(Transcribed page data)
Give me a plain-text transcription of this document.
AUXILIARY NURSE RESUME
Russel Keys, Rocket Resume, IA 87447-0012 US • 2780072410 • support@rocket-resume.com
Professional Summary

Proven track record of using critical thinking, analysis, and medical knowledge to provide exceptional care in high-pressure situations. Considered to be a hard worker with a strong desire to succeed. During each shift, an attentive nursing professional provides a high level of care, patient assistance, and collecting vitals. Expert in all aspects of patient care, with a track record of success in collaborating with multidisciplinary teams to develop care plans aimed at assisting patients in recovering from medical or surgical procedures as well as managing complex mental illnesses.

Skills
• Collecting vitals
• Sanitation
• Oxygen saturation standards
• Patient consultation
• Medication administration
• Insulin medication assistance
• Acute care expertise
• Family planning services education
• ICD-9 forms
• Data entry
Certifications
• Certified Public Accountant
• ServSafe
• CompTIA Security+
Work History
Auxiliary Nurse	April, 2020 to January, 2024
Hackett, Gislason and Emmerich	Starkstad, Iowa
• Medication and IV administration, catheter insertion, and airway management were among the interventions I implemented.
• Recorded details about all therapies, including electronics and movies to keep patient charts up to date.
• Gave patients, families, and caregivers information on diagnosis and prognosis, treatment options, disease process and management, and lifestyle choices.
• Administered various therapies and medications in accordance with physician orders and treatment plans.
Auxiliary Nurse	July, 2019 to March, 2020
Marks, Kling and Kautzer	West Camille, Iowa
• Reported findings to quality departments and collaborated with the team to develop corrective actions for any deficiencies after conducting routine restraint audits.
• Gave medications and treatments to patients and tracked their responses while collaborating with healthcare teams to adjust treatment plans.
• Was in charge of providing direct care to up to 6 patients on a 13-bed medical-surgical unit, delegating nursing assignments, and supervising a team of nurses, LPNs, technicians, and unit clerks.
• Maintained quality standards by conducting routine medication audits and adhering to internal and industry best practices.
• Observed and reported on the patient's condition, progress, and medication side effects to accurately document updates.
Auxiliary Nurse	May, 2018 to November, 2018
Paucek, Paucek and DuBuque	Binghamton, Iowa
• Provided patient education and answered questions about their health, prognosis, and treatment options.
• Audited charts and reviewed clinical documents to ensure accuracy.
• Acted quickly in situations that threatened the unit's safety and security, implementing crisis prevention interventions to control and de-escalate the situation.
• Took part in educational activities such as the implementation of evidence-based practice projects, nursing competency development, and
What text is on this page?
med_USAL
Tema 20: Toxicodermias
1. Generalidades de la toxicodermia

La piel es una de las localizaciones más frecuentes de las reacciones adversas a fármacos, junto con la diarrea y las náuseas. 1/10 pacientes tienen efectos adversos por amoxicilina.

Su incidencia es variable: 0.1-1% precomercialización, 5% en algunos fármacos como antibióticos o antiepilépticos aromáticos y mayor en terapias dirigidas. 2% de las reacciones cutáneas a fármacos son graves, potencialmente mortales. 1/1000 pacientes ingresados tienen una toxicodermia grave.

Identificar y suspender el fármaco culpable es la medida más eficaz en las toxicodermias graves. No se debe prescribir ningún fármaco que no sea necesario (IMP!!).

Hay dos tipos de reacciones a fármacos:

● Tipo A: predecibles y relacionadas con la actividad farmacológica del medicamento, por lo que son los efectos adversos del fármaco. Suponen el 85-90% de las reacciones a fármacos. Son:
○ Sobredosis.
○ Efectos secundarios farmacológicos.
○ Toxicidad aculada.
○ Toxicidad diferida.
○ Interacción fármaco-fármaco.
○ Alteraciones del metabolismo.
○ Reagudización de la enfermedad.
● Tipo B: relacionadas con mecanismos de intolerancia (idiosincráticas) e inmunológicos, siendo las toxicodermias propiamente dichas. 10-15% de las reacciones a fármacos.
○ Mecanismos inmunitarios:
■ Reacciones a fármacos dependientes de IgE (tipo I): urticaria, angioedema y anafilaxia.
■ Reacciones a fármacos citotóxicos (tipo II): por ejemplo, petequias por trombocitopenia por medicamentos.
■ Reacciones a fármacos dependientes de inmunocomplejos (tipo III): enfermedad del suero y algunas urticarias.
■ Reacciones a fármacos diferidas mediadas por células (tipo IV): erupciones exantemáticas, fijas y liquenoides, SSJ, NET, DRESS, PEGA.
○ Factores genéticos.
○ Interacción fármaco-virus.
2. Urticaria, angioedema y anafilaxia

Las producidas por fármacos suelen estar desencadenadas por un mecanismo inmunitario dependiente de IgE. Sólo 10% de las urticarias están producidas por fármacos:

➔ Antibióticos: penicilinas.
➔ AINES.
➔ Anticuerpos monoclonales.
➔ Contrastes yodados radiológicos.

**WORK REQUIRED:** Please return all of the entries exactly as they were given.

**RESULT BELOW:**
Give me a plain-text transcription of this document.
AUXILIARY NURSE RESUME
Russel Keys, Rocket Resume, IA 87447-0012 US • 2780072410 • support@rocket-resume.com
Professional Summary

Proven track record of using critical thinking, analysis, and medical knowledge to provide exceptional care in high-pressure situations. Considered to be a hard worker with a strong desire to succeed. During each shift, an attentive nursing professional provides a high level of care, patient assistance, and collecting vitals. Expert in all aspects of patient care, with a track record of success in collaborating with multidisciplinary teams to develop care plans aimed at assisting patients in recovering from medical or surgical procedures as well as managing complex mental illnesses.

Skills
• Collecting vitals
• Sanitation
• Oxygen saturation standards
• Patient consultation
• Medication administration
• Insulin medication assistance
• Acute care expertise
• Family planning services education
• ICD-9 forms
• Data entry
Certifications
• Certified Public Accountant
• ServSafe
• CompTIA Security+
Work History
Auxiliary Nurse	April, 2020 to January, 2024
Hackett, Gislason and Emmerich	Starkstad, Iowa
• Medication and IV administration, catheter insertion, and airway management were among the interventions I implemented.
• Recorded details about all therapies, including electronics and movies to keep patient charts up to date.
• Gave patients, families, and caregivers information on diagnosis and prognosis, treatment options, disease process and management, and lifestyle choices.
• Administered various therapies and medications in accordance with physician orders and treatment plans.
Auxiliary Nurse	July, 2019 to March, 2020
Marks, Kling and Kautzer	West Camille, Iowa
• Reported findings to quality departments and collaborated with the team to develop corrective actions for any deficiencies after conducting routine restraint audits.
• Gave medications and treatments to patients and tracked their responses while collaborating with healthcare teams to adjust treatment plans.
• Was in charge of providing direct care to up to 6 patients on a 13-bed medical-surgical unit, delegating nursing assignments, and supervising a team of nurses, LPNs, technicians, and unit clerks.
• Maintained quality standards by conducting routine medication audits and adhering to internal and industry best practices.
• Observed and reported on the patient's condition, progress, and medication side effects to accurately document updates.
Auxiliary Nurse	May, 2018 to November, 2018
Paucek, Paucek and DuBuque	Binghamton, Iowa
• Provided patient education and answered questions about their health, prognosis, and treatment options.
• Audited charts and reviewed clinical documents to ensure accuracy.
• Acted quickly in situations that threatened the unit's safety and security, implementing crisis prevention interventions to control and de-escalate the situation.
• Took part in educational activities such as the implementation of evidence-based practice projects, nursing competency development, and
What text is on this page?
med_USAL
Tema 20: Toxicodermias
1. Generalidades de la toxicodermia

La piel es una de las localizaciones más frecuentes de las reacciones adversas a fármacos, junto con la diarrea y las náuseas. 1/10 pacientes tienen efectos adversos por amoxicilina.

Su incidencia es variable: 0.1-1% precomercialización, 5% en algunos fármacos como antibióticos o antiepilépticos aromáticos y mayor en terapias dirigidas. 2% de las reacciones cutáneas a fármacos son graves, potencialmente mortales. 1/1000 pacientes ingresados tienen una toxicodermia grave.

Identificar y suspender el fármaco culpable es la medida más eficaz en las toxicodermias graves. No se debe prescribir ningún fármaco que no sea necesario (IMP!!).

Hay dos tipos de reacciones a fármacos:

● Tipo A: predecibles y relacionadas con la actividad farmacológica del medicamento, por lo que son los efectos adversos del fármaco. Suponen el 85-90% de las reacciones a fármacos. Son:
○ Sobredosis.
○ Efectos secundarios farmacológicos.
○ Toxicidad aculada.
○ Toxicidad diferida.
○ Interacción fármaco-fármaco.
○ Alteraciones del metabolismo.
○ Reagudización de la enfermedad.
● Tipo B: relacionadas con mecanismos de intolerancia (idiosincráticas) e inmunológicos, siendo las toxicodermias propiamente dichas. 10-15% de las reacciones a fármacos.
○ Mecanismos inmunitarios:
■ Reacciones a fármacos dependientes de IgE (tipo I): urticaria, angioedema y anafilaxia.
■ Reacciones a fármacos citotóxicos (tipo II): por ejemplo, petequias por trombocitopenia por medicamentos.
■ Reacciones a fármacos dependientes de inmunocomplejos (tipo III): enfermedad del suero y algunas urticarias.
■ Reacciones a fármacos diferidas mediadas por células (tipo IV): erupciones exantemáticas, fijas y liquenoides, SSJ, NET, DRESS, PEGA.
○ Factores genéticos.
○ Interacción fármaco-virus.
2. Urticaria, angioedema y anafilaxia

Las producidas por fármacos suelen estar desencadenadas por un mecanismo inmunitario dependiente de IgE. Sólo 10% de las urticarias están producidas por fármacos:

➔ Antibióticos: penicilinas.
➔ AINES.
➔ Anticuerpos monoclonales.
➔ Contrastes yodados radiológicos.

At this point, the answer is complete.